* **Working data**
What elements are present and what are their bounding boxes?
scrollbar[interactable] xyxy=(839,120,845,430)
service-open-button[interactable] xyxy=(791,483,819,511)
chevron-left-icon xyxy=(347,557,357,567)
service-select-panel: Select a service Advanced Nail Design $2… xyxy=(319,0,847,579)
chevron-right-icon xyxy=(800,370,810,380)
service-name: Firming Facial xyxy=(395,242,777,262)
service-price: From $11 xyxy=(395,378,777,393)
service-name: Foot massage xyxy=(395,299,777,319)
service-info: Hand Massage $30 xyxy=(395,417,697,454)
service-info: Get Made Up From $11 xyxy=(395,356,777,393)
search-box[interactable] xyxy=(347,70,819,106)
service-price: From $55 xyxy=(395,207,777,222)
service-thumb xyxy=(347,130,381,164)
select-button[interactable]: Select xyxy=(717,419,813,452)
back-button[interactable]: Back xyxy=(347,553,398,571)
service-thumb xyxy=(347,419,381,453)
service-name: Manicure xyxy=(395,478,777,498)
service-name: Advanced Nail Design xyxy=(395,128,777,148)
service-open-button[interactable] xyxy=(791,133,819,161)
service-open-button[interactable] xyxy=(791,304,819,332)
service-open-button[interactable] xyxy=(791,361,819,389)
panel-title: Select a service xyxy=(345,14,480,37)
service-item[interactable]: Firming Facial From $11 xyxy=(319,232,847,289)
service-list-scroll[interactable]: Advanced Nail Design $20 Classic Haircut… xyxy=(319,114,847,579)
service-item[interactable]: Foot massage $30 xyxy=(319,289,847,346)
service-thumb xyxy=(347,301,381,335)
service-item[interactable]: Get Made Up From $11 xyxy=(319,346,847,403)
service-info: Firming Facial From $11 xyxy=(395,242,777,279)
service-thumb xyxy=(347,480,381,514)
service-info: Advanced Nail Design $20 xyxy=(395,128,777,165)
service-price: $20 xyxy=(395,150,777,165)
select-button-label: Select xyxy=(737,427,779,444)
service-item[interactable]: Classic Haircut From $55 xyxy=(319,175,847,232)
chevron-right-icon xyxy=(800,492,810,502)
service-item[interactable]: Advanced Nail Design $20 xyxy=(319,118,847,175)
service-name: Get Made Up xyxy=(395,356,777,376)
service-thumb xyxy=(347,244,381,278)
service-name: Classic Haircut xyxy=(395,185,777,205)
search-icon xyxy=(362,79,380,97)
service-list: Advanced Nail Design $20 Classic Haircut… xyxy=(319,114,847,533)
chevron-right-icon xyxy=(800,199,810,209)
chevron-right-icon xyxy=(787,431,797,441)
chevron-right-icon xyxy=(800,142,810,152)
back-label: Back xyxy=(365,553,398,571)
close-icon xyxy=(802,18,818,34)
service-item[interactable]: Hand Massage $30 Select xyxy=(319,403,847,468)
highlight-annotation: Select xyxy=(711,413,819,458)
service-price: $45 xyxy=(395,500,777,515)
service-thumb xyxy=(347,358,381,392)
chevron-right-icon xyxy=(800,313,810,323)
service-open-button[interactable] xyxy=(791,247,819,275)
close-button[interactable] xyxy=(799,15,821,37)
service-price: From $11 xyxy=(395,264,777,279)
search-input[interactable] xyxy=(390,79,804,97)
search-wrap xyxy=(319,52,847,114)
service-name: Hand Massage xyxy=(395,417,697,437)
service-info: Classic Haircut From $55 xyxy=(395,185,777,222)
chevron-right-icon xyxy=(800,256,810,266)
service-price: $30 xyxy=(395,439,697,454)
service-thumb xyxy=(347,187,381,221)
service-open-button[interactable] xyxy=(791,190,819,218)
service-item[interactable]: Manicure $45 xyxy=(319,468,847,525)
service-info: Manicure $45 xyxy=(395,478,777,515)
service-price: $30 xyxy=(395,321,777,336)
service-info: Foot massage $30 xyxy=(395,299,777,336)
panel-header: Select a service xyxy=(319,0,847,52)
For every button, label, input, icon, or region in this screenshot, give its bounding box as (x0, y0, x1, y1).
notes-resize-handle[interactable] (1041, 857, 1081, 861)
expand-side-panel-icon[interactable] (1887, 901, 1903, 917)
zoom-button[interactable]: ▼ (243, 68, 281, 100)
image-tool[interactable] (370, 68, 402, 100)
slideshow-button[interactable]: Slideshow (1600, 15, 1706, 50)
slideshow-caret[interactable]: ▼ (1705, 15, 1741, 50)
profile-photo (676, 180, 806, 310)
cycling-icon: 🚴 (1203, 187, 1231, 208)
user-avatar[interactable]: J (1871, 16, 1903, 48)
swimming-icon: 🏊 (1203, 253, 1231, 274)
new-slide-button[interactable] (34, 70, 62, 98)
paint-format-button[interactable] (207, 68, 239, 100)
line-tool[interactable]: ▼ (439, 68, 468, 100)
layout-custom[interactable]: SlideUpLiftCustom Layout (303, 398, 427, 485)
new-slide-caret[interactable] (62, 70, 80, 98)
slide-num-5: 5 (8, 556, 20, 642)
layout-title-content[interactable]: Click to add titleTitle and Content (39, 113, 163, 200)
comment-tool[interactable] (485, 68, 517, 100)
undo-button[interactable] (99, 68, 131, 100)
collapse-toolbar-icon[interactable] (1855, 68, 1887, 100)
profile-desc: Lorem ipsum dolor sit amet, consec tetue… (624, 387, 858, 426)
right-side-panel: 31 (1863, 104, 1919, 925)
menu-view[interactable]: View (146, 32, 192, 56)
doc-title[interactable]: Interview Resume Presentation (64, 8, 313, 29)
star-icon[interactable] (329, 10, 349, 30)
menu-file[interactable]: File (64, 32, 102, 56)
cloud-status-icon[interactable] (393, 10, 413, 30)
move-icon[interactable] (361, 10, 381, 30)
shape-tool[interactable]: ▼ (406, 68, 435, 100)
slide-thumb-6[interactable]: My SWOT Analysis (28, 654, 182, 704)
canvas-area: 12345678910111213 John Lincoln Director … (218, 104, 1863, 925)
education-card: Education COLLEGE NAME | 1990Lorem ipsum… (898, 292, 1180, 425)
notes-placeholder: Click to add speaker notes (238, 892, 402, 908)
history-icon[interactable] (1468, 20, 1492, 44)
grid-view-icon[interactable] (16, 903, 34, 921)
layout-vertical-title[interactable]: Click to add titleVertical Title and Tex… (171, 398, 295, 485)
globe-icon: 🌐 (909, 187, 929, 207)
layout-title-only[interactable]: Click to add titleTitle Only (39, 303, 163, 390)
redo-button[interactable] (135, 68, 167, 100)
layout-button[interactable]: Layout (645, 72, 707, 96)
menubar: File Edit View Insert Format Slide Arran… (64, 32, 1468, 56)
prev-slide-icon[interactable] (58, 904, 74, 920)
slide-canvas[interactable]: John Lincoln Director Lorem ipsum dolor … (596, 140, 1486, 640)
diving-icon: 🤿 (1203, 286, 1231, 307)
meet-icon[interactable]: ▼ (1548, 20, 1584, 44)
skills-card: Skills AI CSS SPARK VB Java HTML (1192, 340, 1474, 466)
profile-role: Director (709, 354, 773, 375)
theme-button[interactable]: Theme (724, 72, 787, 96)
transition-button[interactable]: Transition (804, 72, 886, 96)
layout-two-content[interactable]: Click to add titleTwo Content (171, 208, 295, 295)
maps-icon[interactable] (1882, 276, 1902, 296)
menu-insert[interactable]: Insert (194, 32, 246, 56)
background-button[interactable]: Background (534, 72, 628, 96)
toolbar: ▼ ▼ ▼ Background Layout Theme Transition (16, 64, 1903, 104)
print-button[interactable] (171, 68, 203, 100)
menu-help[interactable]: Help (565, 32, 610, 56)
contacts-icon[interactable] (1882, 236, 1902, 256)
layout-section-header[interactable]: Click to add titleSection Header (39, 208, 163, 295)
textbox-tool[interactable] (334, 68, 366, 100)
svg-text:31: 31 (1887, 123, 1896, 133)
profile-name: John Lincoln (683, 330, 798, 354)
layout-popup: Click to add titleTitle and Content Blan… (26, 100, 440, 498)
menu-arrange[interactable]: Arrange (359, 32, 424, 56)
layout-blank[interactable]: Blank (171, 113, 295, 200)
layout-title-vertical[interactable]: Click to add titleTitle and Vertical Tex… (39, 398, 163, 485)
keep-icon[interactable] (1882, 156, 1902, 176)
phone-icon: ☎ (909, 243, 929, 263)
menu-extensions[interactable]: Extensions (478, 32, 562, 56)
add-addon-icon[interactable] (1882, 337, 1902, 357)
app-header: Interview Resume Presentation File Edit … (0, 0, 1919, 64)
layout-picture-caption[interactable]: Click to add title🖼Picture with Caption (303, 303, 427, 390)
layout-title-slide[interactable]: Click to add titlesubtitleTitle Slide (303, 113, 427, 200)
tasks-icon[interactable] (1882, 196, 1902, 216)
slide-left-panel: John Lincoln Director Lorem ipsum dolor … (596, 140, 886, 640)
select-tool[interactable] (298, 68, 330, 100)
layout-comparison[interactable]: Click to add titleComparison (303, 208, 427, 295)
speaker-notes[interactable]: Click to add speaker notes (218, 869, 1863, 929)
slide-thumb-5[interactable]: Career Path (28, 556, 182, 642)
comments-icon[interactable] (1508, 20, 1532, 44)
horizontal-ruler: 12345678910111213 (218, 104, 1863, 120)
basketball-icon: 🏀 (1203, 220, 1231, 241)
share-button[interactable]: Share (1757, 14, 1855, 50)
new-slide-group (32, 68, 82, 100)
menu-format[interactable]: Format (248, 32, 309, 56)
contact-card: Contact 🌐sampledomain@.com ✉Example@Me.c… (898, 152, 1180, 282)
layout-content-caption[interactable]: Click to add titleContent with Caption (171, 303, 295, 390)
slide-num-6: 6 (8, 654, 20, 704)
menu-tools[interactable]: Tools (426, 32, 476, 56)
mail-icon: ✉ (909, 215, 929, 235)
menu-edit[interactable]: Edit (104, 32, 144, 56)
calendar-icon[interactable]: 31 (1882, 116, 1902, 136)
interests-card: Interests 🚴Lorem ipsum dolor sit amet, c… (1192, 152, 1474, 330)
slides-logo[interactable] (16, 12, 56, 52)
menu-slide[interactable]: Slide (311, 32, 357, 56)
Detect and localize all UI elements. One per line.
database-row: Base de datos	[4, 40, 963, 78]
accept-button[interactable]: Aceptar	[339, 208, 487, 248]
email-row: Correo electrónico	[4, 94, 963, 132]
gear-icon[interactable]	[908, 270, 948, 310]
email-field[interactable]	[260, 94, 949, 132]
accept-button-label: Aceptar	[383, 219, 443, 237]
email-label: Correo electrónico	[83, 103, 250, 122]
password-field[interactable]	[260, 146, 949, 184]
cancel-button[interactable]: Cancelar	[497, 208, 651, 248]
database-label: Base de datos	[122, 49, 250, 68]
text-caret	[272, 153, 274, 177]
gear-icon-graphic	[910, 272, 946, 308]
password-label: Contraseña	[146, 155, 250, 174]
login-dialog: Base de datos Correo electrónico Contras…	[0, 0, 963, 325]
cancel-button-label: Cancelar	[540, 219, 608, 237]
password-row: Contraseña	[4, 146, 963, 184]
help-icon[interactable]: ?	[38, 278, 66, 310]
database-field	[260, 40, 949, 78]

* **Written request**
Quote the material above word for word, from its very first line through the line containing "panel-title: Select a".

* **Written answer**
What elements are present and what are their bounding boxes?
scrollbar[interactable] xyxy=(839,120,845,430)
service-open-button[interactable] xyxy=(791,483,819,511)
chevron-left-icon xyxy=(347,557,357,567)
service-select-panel: Select a service Advanced Nail Design $2… xyxy=(319,0,847,579)
chevron-right-icon xyxy=(800,370,810,380)
service-name: Firming Facial xyxy=(395,242,777,262)
service-price: From $11 xyxy=(395,378,777,393)
service-name: Foot massage xyxy=(395,299,777,319)
service-info: Hand Massage $30 xyxy=(395,417,697,454)
service-info: Get Made Up From $11 xyxy=(395,356,777,393)
search-box[interactable] xyxy=(347,70,819,106)
service-price: From $55 xyxy=(395,207,777,222)
service-thumb xyxy=(347,130,381,164)
select-button[interactable]: Select xyxy=(717,419,813,452)
back-button[interactable]: Back xyxy=(347,553,398,571)
service-thumb xyxy=(347,419,381,453)
service-name: Manicure xyxy=(395,478,777,498)
service-name: Advanced Nail Design xyxy=(395,128,777,148)
service-open-button[interactable] xyxy=(791,133,819,161)
service-open-button[interactable] xyxy=(791,304,819,332)
service-open-button[interactable] xyxy=(791,361,819,389)
panel-title: Select a service xyxy=(345,14,480,37)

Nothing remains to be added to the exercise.